> _INSTRUÇÃO 1_
Responda, com base no artigo sobre o irmão, às seguintes perguntas:
(a) Onde se encontra o irmão neste preciso momento?
(b) Quantos anos separam os dois nascimentos?
(c) A quem se atribui o mérito de o irmão cantarolar de cor o hino nacional?
> _INSTRUÇÃO 2_
Transcreva do artigo sobre o irmão, sem qualquer alteração, o trecho que se inicia nas palavras "Neste preciso momento, o" e termina após "fantástica jornada. Admiro-o.".

> _ARTIGO_
■ ■ ■

Neste preciso momento, o meu irmão encontra-se numa remota planície africana, viajando da forma que mais adora, longe da civilização, perto da natureza. Estas fotografias foram tiradas uns dias antes de o ter deixado no aeroporto onde, de verde, iniciava uma nova e fantástica jornada. Admiro-o.
Já que na remotidão a rede de telemóvel é uma miragem, se estás a ler isto nos primeiros dias após publicação, é segredo;
Não gosto de verde. Ou melhor, não gostava. De toda a paleta conseguia conviver com alguns tons mais escuros. Aqueles que se encontram nas florestas do Norte da península em dias frios de inverno, quando envolvidas na névoa matinal e na humidade gélida das gotas de orvalho. Cor de funcho molhado, à sombra, que reconhecia como o cheiro da liberdade. À medida que o espectro ficava mais claro, deixava de me interessar. Intensificar a saturação apenas fazia crescer a minha aversão. Nunca vesti verde em pequeno.
Assim era também com o meu irmão. Tenho ideia que sim. Na verdade, em miúdos, pouco me lembro do meu irmão. Acho que se deve ao fato de pouco termos brincado juntos e, em crianças, todo o tempo em que se não brinca não existe. Neste sentido, os sete anos que separaram os nossos nascimentos foram uma tragédia. Em tempos em que o meu raio de ação se resumia a espalhar grandes quantidades de saliva viscosa, comer e defecar, semelhante a qualquer cão domesticado, já ele frequentava a escola. Ainda não arranhava vogais soltas e ele já escrevia e cantarolava de cor o hino nacional – mérito da nossa avó materna. E as diferenças não se ficavam por aqui, exibiamos caráteres igualmente contrastantes.

■ ■ ■

> _DADOS APRESENTADOS_
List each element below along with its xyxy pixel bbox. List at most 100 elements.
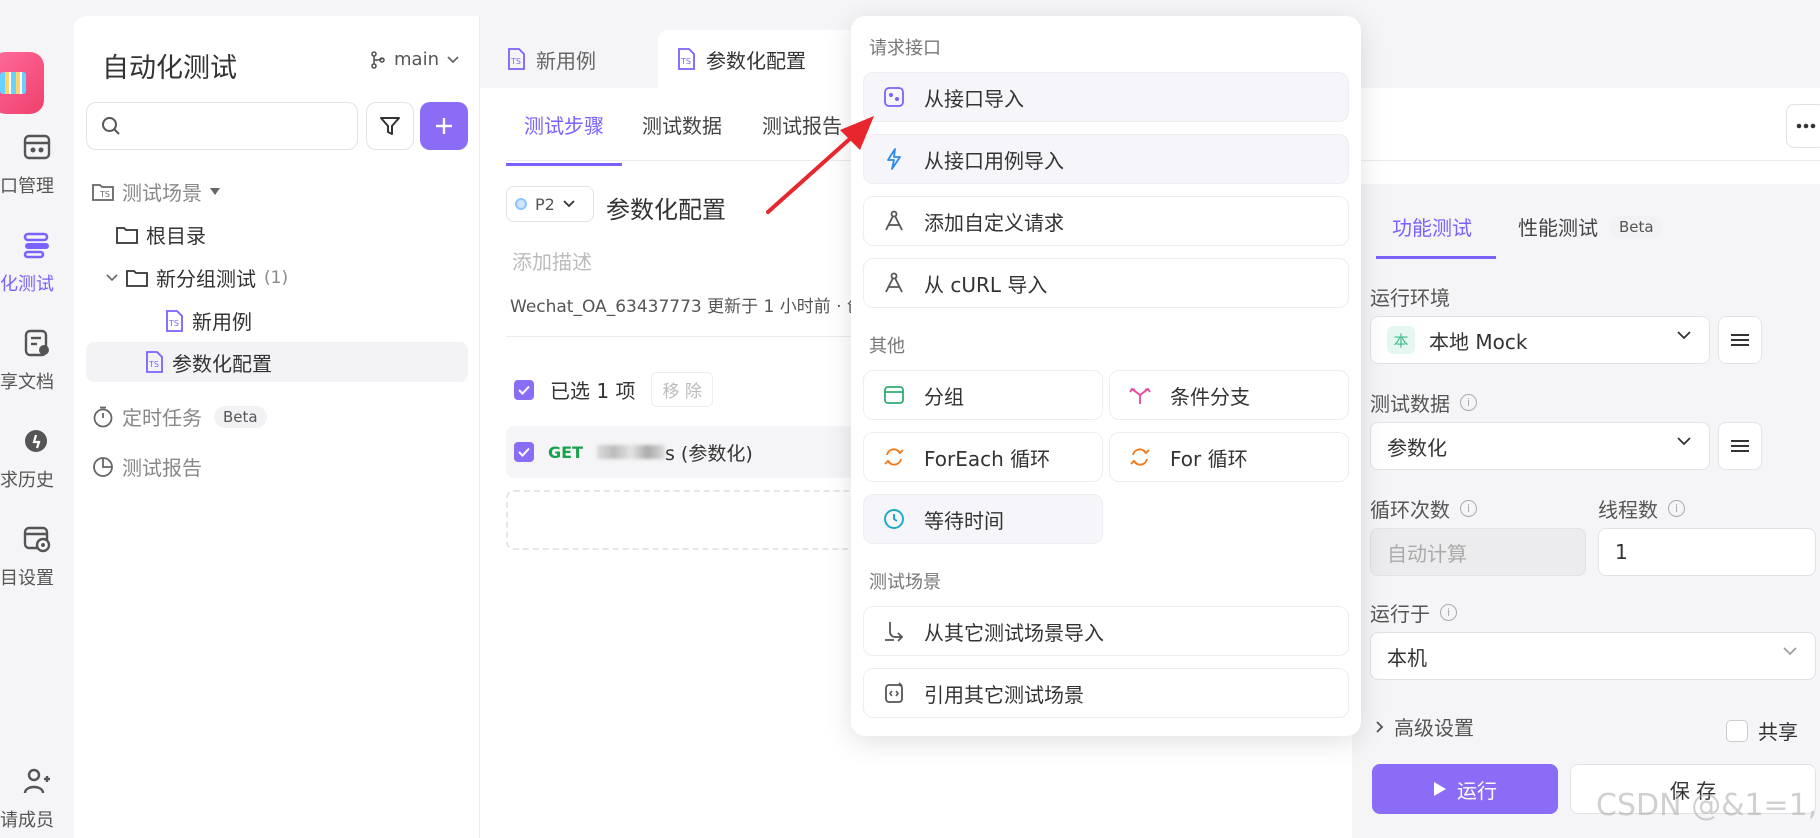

■ ■ ■

> _RESPOSTA 1_
(a) Numa remota planície africana.
(b) Sete anos.
(c) À avó materna.

> _RESPOSTA 2_
Neste preciso momento, o meu irmão encontra-se numa remota planície africana, viajando da forma que mais adora, longe da civilização, perto da natureza. Estas fotografias foram tiradas uns dias antes de o ter deixado no aeroporto onde, de verde, iniciava uma nova e fantástica jornada. Admiro-o.